▶ [PROVIDED MATERIAL]
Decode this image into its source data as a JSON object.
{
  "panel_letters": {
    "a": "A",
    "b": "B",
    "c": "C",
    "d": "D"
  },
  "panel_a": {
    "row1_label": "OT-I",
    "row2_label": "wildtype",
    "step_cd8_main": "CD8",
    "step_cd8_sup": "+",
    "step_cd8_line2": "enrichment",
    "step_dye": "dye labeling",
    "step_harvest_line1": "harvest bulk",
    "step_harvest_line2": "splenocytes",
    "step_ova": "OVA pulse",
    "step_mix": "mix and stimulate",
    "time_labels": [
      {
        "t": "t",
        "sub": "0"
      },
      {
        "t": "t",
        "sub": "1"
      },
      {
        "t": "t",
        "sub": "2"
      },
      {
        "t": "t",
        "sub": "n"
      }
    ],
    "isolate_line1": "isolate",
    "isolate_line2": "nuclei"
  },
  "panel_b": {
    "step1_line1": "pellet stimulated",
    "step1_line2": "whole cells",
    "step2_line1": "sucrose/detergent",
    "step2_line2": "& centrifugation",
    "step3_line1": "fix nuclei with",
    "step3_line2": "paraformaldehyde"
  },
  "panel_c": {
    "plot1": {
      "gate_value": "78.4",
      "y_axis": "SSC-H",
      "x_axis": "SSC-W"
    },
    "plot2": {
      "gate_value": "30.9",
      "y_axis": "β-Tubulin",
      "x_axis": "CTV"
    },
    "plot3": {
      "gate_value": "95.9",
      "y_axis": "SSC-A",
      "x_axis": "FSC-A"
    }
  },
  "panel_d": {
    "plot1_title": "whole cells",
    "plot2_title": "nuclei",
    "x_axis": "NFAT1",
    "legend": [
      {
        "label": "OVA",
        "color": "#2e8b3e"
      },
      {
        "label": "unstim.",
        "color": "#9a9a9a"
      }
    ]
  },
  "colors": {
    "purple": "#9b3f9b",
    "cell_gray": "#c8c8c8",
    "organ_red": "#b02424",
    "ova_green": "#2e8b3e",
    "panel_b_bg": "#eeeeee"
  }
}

▶ [WHAT TO WORK ON]
Quote each line of the listing above exactly.

▶ [FINISHED EXERCISE]
Decode this image into its source data as a JSON object.
{
  "panel_letters": {
    "a": "A",
    "b": "B",
    "c": "C",
    "d": "D"
  },
  "panel_a": {
    "row1_label": "OT-I",
    "row2_label": "wildtype",
    "step_cd8_main": "CD8",
    "step_cd8_sup": "+",
    "step_cd8_line2": "enrichment",
    "step_dye": "dye labeling",
    "step_harvest_line1": "harvest bulk",
    "step_harvest_line2": "splenocytes",
    "step_ova": "OVA pulse",
    "step_mix": "mix and stimulate",
    "time_labels": [
      {
        "t": "t",
        "sub": "0"
      },
      {
        "t": "t",
        "sub": "1"
      },
      {
        "t": "t",
        "sub": "2"
      },
      {
        "t": "t",
        "sub": "n"
      }
    ],
    "isolate_line1": "isolate",
    "isolate_line2": "nuclei"
  },
  "panel_b": {
    "step1_line1": "pellet stimulated",
    "step1_line2": "whole cells",
    "step2_line1": "sucrose/detergent",
    "step2_line2": "& centrifugation",
    "step3_line1": "fix nuclei with",
    "step3_line2": "paraformaldehyde"
  },
  "panel_c": {
    "plot1": {
      "gate_value": "78.4",
      "y_axis": "SSC-H",
      "x_axis": "SSC-W"
    },
    "plot2": {
      "gate_value": "30.9",
      "y_axis": "β-Tubulin",
      "x_axis": "CTV"
    },
    "plot3": {
      "gate_value": "95.9",
      "y_axis": "SSC-A",
      "x_axis": "FSC-A"
    }
  },
  "panel_d": {
    "plot1_title": "whole cells",
    "plot2_title": "nuclei",
    "x_axis": "NFAT1",
    "legend": [
      {
        "label": "OVA",
        "color": "#2e8b3e"
      },
      {
        "label": "unstim.",
        "color": "#9a9a9a"
      }
    ]
  },
  "colors": {
    "purple": "#9b3f9b",
    "cell_gray": "#c8c8c8",
    "organ_red": "#b02424",
    "ova_green": "#2e8b3e",
    "panel_b_bg": "#eeeeee"
  }
}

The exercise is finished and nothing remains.